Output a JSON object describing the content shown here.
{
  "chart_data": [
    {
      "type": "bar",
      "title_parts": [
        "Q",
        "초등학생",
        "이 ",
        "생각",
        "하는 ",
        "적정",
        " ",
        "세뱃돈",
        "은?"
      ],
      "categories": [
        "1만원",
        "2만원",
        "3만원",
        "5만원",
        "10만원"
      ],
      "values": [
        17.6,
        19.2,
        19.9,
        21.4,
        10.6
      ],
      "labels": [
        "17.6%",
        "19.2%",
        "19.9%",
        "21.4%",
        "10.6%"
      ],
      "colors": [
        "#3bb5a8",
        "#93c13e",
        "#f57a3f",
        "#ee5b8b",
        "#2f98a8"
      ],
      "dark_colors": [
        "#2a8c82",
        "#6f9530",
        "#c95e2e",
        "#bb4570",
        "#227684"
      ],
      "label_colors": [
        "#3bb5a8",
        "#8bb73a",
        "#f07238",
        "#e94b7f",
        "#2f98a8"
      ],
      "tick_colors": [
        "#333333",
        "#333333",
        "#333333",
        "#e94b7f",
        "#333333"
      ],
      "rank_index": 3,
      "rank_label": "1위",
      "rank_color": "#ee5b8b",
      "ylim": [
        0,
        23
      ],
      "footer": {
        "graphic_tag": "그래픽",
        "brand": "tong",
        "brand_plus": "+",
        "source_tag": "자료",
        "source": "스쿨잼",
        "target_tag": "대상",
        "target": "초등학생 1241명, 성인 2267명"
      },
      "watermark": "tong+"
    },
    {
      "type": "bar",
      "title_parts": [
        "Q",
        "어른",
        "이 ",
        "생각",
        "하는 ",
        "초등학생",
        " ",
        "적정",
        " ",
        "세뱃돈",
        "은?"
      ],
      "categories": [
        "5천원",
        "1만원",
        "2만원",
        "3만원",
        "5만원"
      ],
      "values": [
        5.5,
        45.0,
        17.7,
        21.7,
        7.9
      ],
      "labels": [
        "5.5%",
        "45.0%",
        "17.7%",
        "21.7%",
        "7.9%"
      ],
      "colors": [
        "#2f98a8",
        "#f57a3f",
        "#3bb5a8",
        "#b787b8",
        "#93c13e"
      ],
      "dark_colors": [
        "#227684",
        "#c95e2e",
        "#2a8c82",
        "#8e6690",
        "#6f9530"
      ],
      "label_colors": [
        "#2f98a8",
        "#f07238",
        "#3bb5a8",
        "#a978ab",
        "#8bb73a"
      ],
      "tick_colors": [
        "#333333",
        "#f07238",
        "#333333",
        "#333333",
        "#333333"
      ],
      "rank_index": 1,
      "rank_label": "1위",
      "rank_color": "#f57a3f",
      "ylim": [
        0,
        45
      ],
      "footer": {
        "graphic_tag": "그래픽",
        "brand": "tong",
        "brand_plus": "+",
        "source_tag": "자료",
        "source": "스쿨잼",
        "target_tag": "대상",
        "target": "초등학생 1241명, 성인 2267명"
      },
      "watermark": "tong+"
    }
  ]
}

AIM OF THE TASK: Write out the full listing exactly as given.

RESULT OF THIS EXERCISE:
Output a JSON object describing the content shown here.
{
  "chart_data": [
    {
      "type": "bar",
      "title_parts": [
        "Q",
        "초등학생",
        "이 ",
        "생각",
        "하는 ",
        "적정",
        " ",
        "세뱃돈",
        "은?"
      ],
      "categories": [
        "1만원",
        "2만원",
        "3만원",
        "5만원",
        "10만원"
      ],
      "values": [
        17.6,
        19.2,
        19.9,
        21.4,
        10.6
      ],
      "labels": [
        "17.6%",
        "19.2%",
        "19.9%",
        "21.4%",
        "10.6%"
      ],
      "colors": [
        "#3bb5a8",
        "#93c13e",
        "#f57a3f",
        "#ee5b8b",
        "#2f98a8"
      ],
      "dark_colors": [
        "#2a8c82",
        "#6f9530",
        "#c95e2e",
        "#bb4570",
        "#227684"
      ],
      "label_colors": [
        "#3bb5a8",
        "#8bb73a",
        "#f07238",
        "#e94b7f",
        "#2f98a8"
      ],
      "tick_colors": [
        "#333333",
        "#333333",
        "#333333",
        "#e94b7f",
        "#333333"
      ],
      "rank_index": 3,
      "rank_label": "1위",
      "rank_color": "#ee5b8b",
      "ylim": [
        0,
        23
      ],
      "footer": {
        "graphic_tag": "그래픽",
        "brand": "tong",
        "brand_plus": "+",
        "source_tag": "자료",
        "source": "스쿨잼",
        "target_tag": "대상",
        "target": "초등학생 1241명, 성인 2267명"
      },
      "watermark": "tong+"
    },
    {
      "type": "bar",
      "title_parts": [
        "Q",
        "어른",
        "이 ",
        "생각",
        "하는 ",
        "초등학생",
        " ",
        "적정",
        " ",
        "세뱃돈",
        "은?"
      ],
      "categories": [
        "5천원",
        "1만원",
        "2만원",
        "3만원",
        "5만원"
      ],
      "values": [
        5.5,
        45.0,
        17.7,
        21.7,
        7.9
      ],
      "labels": [
        "5.5%",
        "45.0%",
        "17.7%",
        "21.7%",
        "7.9%"
      ],
      "colors": [
        "#2f98a8",
        "#f57a3f",
        "#3bb5a8",
        "#b787b8",
        "#93c13e"
      ],
      "dark_colors": [
        "#227684",
        "#c95e2e",
        "#2a8c82",
        "#8e6690",
        "#6f9530"
      ],
      "label_colors": [
        "#2f98a8",
        "#f07238",
        "#3bb5a8",
        "#a978ab",
        "#8bb73a"
      ],
      "tick_colors": [
        "#333333",
        "#f07238",
        "#333333",
        "#333333",
        "#333333"
      ],
      "rank_index": 1,
      "rank_label": "1위",
      "rank_color": "#f57a3f",
      "ylim": [
        0,
        45
      ],
      "footer": {
        "graphic_tag": "그래픽",
        "brand": "tong",
        "brand_plus": "+",
        "source_tag": "자료",
        "source": "스쿨잼",
        "target_tag": "대상",
        "target": "초등학생 1241명, 성인 2267명"
      },
      "watermark": "tong+"
    }
  ]
}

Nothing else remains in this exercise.